From the passage on Peter Guthrie Tait, extract word for word the part that opens with "Tait studied at" and closes with "seventy years of age.".

>> BEGIN TEXT EXCERPT

JOHNS HOPKINS UNIVERSITY.

NEXT to Lord Kelvin, perhaps the most notable figure among the physicists of Great Britain during the past forty years has been Peter Guthrie Tait, professor of natural philosophy in the University of Edinburgh since 1860. One of the first to establish laboratory instruction in Great Britain, and beginning his career at a time when the now prevalent ideas of energy were yet unborn, he has had much to do with the shaping of scientific thought and education during the latter half of the nineteenth century.

He was born at Dalkeith (a town of several thousand inhabitants, about six miles southeast of Edinburgh) in 1831. His early education was obtained at the Dalkeith Grammar School and at the Circus Place School in Edinburgh. Tait was a distinguished pupil, and those of his schoolfellows who are still alive speak of him with so much love and respect that he must have been a leader among them. Clerk Maxwell was his most intimate school and college friend, and the friendship thus begun continued till Maxwell's death, undisturbed by the fact that they were rivals for the Edinburgh chair in 1860. 'Both were men of playful disposition and of absolute frankness and sincerity.'

Tait studied at Edinburgh University for one session under Kelland and Forbes, and the promise he then gave was amply fulfilled at St. Peter's College, Cambridge, where he became senior wrangler and first Smith's Prizeman in 1852, being just twenty-one years of age. His private tutor was William Hopkins, to whose tuition Tait attributed much of his mathematical skill. Tait seems to have joined heartily in all phases of undergraduate life at Peterhouse. He was a keen golfer, and for forty years he spent an annual holiday on the links at St. Andrew's. It is said that his son's progress to the championship in golf was dearer to him than his own scientific fame. And some declare that the untimely death of his son, an officer in the Black Watch in the South African War, hastened his father's last illness, to which he succumbed on July 4, 1901, at seventy years of age.

In 1854 Tait was appointed professor of mathematics in Queen's College, Belfast, and became acquainted with Andrews, the chemist, and Rowan Hamilton, the mathematician. Andrews stimulated his love for physical research and helped him to gain the power of apprehending the facts and of plainly formulating the theories of natural philosophy. Through the works and the personal influence of Hamilton he was led to the study of quaternions, to which he gave much attention.

In 1860 he was elected to the chair of natural philosophy in Edinburgh, resigning it in February, 1901, on account of a lingering illness, which resulted in his death four months later. It is estimated that about ten thousand students passed through his class-room during those forty years, and few could do so without carrying away some impress from this notable teacher. Among the first of his 'researchers' were a remarkable trio—Robert Louis Stevenson, Wm. Robertson Smith, the distinguished Scottish Biblical scholar and orientalist, and Sir John Murray, the well-known publisher. Great must have been the attraction of Tait's personality to bring together three men so highly distinguished, yet so utterly different.

>> END TEXT EXCERPT
>> BEGIN DATASET EXCERPTS

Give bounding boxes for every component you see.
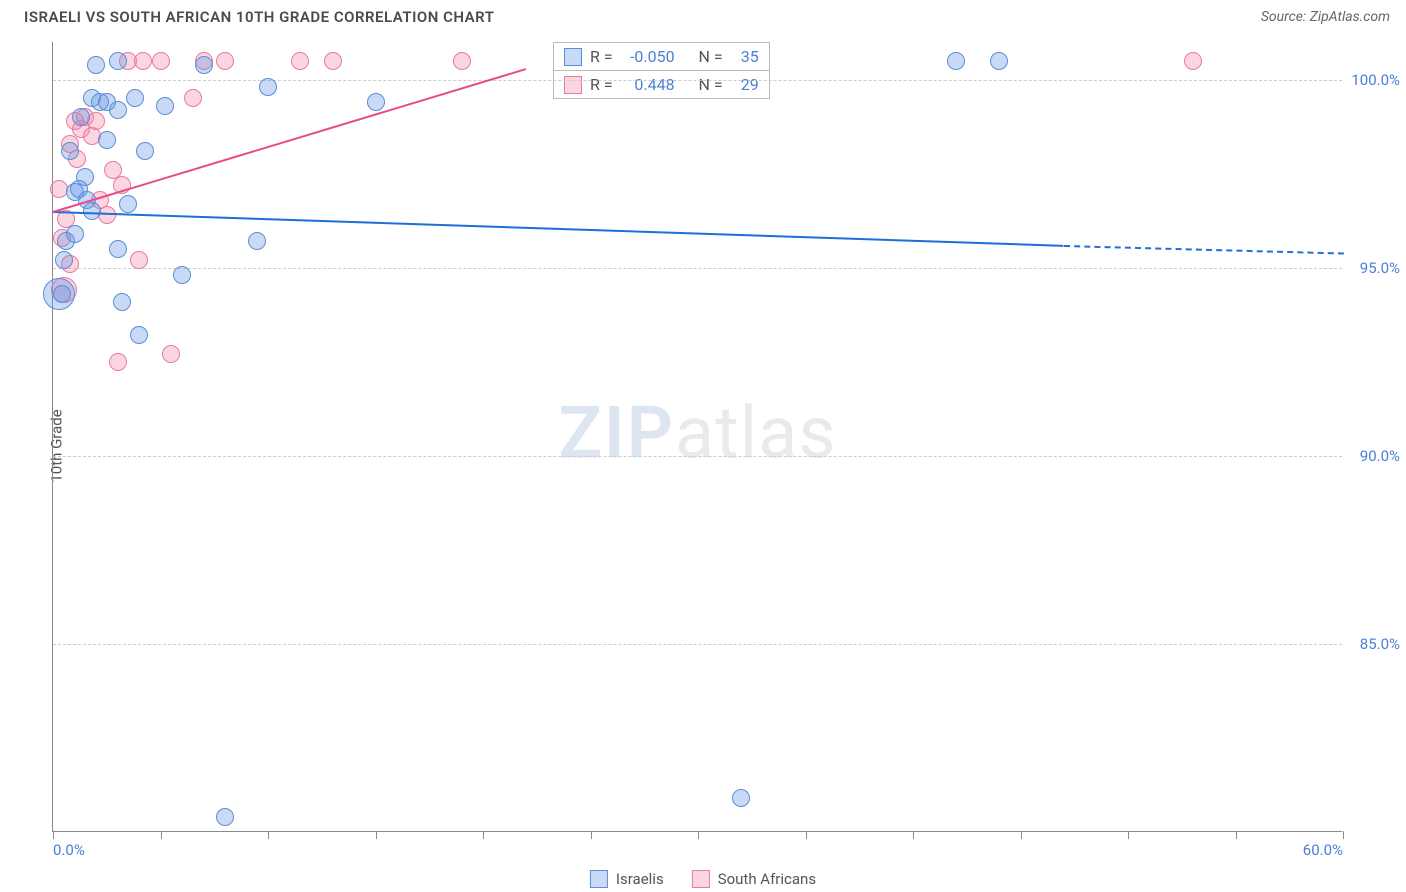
stats-n-label: N = bbox=[699, 47, 723, 66]
legend: Israelis South Africans bbox=[590, 870, 816, 888]
scatter-point-israelis bbox=[248, 232, 266, 250]
scatter-point-israelis bbox=[98, 131, 116, 149]
watermark: ZIPatlas bbox=[558, 390, 836, 475]
x-tick bbox=[1128, 831, 1129, 839]
x-tick bbox=[1021, 831, 1022, 839]
scatter-point-south_africans bbox=[130, 251, 148, 269]
gridline bbox=[53, 644, 1342, 645]
scatter-point-israelis bbox=[109, 101, 127, 119]
y-tick-label: 85.0% bbox=[1360, 635, 1400, 653]
scatter-point-south_africans bbox=[134, 52, 152, 70]
stats-box: R = -0.050 N = 35 R = 0.448 N = 29 bbox=[553, 42, 770, 99]
scatter-point-south_africans bbox=[109, 353, 127, 371]
x-tick bbox=[376, 831, 377, 839]
scatter-point-south_africans bbox=[453, 52, 471, 70]
stats-r-value: -0.050 bbox=[621, 47, 675, 66]
x-tick bbox=[591, 831, 592, 839]
trend-line bbox=[1063, 245, 1343, 255]
scatter-chart: ZIPatlas R =-0.050 N =35R =0.448 N =29 8… bbox=[52, 42, 1342, 832]
scatter-point-israelis bbox=[732, 789, 750, 807]
chart-title: ISRAELI VS SOUTH AFRICAN 10TH GRADE CORR… bbox=[24, 8, 494, 26]
scatter-point-israelis bbox=[216, 808, 234, 826]
legend-swatch bbox=[564, 48, 582, 66]
scatter-point-israelis bbox=[76, 168, 94, 186]
scatter-point-israelis bbox=[109, 240, 127, 258]
x-tick bbox=[1236, 831, 1237, 839]
source-attribution: Source: ZipAtlas.com bbox=[1261, 9, 1390, 25]
scatter-point-israelis bbox=[55, 251, 73, 269]
scatter-point-south_africans bbox=[184, 89, 202, 107]
x-tick bbox=[698, 831, 699, 839]
legend-item: Israelis bbox=[590, 870, 664, 888]
scatter-point-south_africans bbox=[291, 52, 309, 70]
legend-item: South Africans bbox=[692, 870, 816, 888]
scatter-point-israelis bbox=[367, 93, 385, 111]
scatter-point-israelis bbox=[109, 52, 127, 70]
scatter-point-israelis bbox=[173, 266, 191, 284]
x-tick bbox=[913, 831, 914, 839]
y-tick-label: 100.0% bbox=[1351, 71, 1400, 89]
scatter-point-south_africans bbox=[324, 52, 342, 70]
scatter-point-israelis bbox=[195, 56, 213, 74]
stats-n-value: 29 bbox=[731, 75, 759, 94]
scatter-point-israelis bbox=[113, 293, 131, 311]
legend-swatch bbox=[692, 870, 710, 888]
scatter-point-israelis bbox=[119, 195, 137, 213]
x-tick bbox=[53, 831, 54, 839]
legend-swatch bbox=[590, 870, 608, 888]
x-tick-label: 60.0% bbox=[1303, 841, 1343, 859]
stats-row: R = 0.448 N = 29 bbox=[554, 70, 769, 98]
scatter-point-israelis bbox=[259, 78, 277, 96]
stats-n-value: 35 bbox=[731, 47, 759, 66]
trend-line bbox=[53, 68, 527, 213]
x-tick bbox=[1343, 831, 1344, 839]
scatter-point-israelis bbox=[61, 142, 79, 160]
legend-swatch bbox=[564, 76, 582, 94]
x-tick bbox=[806, 831, 807, 839]
trend-line bbox=[53, 211, 1064, 247]
stats-r-label: R = bbox=[590, 47, 613, 66]
stats-r-label: R = bbox=[590, 75, 613, 94]
legend-label: South Africans bbox=[718, 870, 816, 888]
scatter-point-israelis bbox=[126, 89, 144, 107]
scatter-point-israelis bbox=[136, 142, 154, 160]
gridline bbox=[53, 80, 1342, 81]
x-tick bbox=[161, 831, 162, 839]
scatter-point-israelis bbox=[947, 52, 965, 70]
scatter-point-israelis bbox=[130, 326, 148, 344]
scatter-point-south_africans bbox=[1184, 52, 1202, 70]
scatter-point-israelis bbox=[87, 56, 105, 74]
x-tick bbox=[268, 831, 269, 839]
y-tick-label: 95.0% bbox=[1360, 259, 1400, 277]
stats-row: R = -0.050 N = 35 bbox=[554, 43, 769, 70]
x-tick-label: 0.0% bbox=[53, 841, 85, 859]
scatter-point-israelis bbox=[66, 225, 84, 243]
gridline bbox=[53, 456, 1342, 457]
scatter-point-israelis bbox=[53, 285, 71, 303]
y-tick-label: 90.0% bbox=[1360, 447, 1400, 465]
x-tick bbox=[483, 831, 484, 839]
scatter-point-south_africans bbox=[162, 345, 180, 363]
scatter-point-israelis bbox=[990, 52, 1008, 70]
stats-n-label: N = bbox=[699, 75, 723, 94]
scatter-point-israelis bbox=[156, 97, 174, 115]
stats-r-value: 0.448 bbox=[621, 75, 675, 94]
legend-label: Israelis bbox=[616, 870, 664, 888]
scatter-point-south_africans bbox=[216, 52, 234, 70]
scatter-point-south_africans bbox=[152, 52, 170, 70]
gridline bbox=[53, 268, 1342, 269]
scatter-point-israelis bbox=[72, 108, 90, 126]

>> END DATASET EXCERPTS

**OUTPUT:**
Tait studied at Edinburgh University for one session under Kelland and Forbes, and the promise he then gave was amply fulfilled at St. Peter's College, Cambridge, where he became senior wrangler and first Smith's Prizeman in 1852, being just twenty-one years of age. His private tutor was William Hopkins, to whose tuition Tait attributed much of his mathematical skill. Tait seems to have joined heartily in all phases of undergraduate life at Peterhouse. He was a keen golfer, and for forty years he spent an annual holiday on the links at St. Andrew's. It is said that his son's progress to the championship in golf was dearer to him than his own scientific fame. And some declare that the untimely death of his son, an officer in the Black Watch in the South African War, hastened his father's last illness, to which he succumbed on July 4, 1901, at seventy years of age.